Lift every line from the entries that includes the word "βλέπομεν".

(Items from a dataset)
******************************

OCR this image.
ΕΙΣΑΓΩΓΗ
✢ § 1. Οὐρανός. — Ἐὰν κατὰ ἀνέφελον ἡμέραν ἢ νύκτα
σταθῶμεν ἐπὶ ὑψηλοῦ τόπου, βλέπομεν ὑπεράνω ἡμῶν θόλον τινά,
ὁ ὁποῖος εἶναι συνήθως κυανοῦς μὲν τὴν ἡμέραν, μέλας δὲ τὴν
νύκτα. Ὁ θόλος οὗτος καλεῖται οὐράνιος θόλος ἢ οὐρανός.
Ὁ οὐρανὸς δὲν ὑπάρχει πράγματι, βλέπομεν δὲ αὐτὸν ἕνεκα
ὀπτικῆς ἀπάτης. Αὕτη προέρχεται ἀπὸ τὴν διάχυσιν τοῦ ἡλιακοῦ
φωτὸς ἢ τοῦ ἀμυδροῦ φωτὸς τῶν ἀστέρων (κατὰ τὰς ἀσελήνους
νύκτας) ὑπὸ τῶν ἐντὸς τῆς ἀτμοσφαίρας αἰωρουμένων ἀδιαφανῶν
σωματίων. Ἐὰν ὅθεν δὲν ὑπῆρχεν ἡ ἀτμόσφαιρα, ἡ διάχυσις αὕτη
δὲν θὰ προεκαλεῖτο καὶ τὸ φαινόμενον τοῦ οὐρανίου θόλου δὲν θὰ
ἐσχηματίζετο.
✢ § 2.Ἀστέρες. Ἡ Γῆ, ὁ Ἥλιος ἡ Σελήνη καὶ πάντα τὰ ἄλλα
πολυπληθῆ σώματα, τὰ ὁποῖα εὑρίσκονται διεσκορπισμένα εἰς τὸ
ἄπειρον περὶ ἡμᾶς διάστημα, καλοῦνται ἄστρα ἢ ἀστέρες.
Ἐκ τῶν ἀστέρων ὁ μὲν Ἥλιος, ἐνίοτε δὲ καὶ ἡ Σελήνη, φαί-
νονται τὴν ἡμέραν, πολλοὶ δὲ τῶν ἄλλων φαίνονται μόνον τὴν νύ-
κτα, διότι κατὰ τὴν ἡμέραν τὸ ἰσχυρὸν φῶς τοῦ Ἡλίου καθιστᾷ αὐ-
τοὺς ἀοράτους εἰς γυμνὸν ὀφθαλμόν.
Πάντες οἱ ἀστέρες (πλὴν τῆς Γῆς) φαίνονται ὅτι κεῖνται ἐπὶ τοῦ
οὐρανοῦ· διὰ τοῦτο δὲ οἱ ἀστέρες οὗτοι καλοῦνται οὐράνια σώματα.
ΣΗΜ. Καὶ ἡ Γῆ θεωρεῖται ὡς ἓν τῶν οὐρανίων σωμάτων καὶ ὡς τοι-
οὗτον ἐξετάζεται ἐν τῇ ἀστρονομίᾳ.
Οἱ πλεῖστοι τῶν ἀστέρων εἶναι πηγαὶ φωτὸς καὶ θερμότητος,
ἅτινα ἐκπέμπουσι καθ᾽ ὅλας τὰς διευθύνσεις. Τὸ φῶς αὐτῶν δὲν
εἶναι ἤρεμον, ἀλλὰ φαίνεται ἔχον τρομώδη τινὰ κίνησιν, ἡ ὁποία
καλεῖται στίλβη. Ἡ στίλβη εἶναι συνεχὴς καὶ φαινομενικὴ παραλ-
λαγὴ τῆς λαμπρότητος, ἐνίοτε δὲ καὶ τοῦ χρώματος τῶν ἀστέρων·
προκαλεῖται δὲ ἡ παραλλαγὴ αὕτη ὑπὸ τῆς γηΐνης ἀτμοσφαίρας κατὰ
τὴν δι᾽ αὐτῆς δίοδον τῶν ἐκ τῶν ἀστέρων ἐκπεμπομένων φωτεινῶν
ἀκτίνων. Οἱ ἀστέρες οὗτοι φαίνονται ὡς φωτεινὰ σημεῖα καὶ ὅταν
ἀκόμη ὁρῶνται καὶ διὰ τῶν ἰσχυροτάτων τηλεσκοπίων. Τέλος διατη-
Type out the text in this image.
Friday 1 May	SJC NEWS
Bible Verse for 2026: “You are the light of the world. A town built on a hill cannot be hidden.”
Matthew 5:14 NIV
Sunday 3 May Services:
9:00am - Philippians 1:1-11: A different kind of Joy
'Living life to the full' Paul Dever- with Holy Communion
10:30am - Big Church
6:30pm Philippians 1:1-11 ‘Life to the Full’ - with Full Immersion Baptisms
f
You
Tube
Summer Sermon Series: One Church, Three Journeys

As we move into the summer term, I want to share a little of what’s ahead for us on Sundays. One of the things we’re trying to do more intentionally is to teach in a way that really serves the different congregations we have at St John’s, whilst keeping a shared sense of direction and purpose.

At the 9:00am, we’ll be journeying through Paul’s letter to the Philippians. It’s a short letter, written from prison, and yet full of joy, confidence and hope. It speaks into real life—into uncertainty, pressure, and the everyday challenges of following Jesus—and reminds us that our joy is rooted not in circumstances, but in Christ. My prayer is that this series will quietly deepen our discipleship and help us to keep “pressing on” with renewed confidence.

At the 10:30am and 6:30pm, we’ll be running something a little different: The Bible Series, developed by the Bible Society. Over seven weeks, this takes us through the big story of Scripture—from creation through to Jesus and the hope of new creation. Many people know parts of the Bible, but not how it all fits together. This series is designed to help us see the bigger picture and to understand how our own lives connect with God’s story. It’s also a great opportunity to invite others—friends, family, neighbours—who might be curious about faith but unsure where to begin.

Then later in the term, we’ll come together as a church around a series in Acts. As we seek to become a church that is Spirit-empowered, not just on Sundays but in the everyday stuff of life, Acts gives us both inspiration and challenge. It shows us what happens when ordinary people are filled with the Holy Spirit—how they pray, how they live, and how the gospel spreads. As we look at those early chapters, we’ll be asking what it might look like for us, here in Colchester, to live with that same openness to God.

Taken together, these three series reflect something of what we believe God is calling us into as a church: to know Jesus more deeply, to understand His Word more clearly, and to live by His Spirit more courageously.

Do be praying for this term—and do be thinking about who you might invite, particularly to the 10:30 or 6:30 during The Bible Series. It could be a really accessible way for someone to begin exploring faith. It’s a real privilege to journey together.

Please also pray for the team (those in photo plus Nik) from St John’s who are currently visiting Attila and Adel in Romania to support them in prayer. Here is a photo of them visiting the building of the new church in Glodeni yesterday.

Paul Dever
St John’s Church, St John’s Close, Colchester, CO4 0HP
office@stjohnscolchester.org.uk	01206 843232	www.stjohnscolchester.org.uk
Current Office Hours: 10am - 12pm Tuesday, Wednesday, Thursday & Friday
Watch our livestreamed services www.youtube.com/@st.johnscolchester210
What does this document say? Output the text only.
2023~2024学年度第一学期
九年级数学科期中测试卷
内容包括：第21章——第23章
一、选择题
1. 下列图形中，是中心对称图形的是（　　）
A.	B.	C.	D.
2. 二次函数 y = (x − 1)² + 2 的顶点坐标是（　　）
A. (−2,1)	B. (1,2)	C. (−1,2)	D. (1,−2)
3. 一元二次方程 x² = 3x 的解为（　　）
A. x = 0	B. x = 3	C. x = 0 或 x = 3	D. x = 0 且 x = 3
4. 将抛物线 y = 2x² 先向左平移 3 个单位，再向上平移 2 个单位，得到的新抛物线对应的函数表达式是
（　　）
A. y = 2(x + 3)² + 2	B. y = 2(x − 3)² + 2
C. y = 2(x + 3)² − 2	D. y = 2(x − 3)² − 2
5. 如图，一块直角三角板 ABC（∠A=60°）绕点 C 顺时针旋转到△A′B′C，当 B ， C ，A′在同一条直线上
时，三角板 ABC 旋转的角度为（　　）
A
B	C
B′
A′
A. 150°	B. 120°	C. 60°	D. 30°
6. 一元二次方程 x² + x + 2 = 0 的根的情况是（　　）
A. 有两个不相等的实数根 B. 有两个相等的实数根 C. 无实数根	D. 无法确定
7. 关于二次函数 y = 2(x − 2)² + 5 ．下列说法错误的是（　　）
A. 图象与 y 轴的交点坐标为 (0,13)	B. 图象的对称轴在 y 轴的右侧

******************************

=== SOLUTION TO THIS PROBLEM ===
σταθῶμεν ἐπὶ ὑψηλοῦ τόπου, βλέπομεν ὑπεράνω ἡμῶν θόλον τινά,
Ὁ οὐρανὸς δὲν ὑπάρχει πράγματι, βλέπομεν δὲ αὐτὸν ἕνεκα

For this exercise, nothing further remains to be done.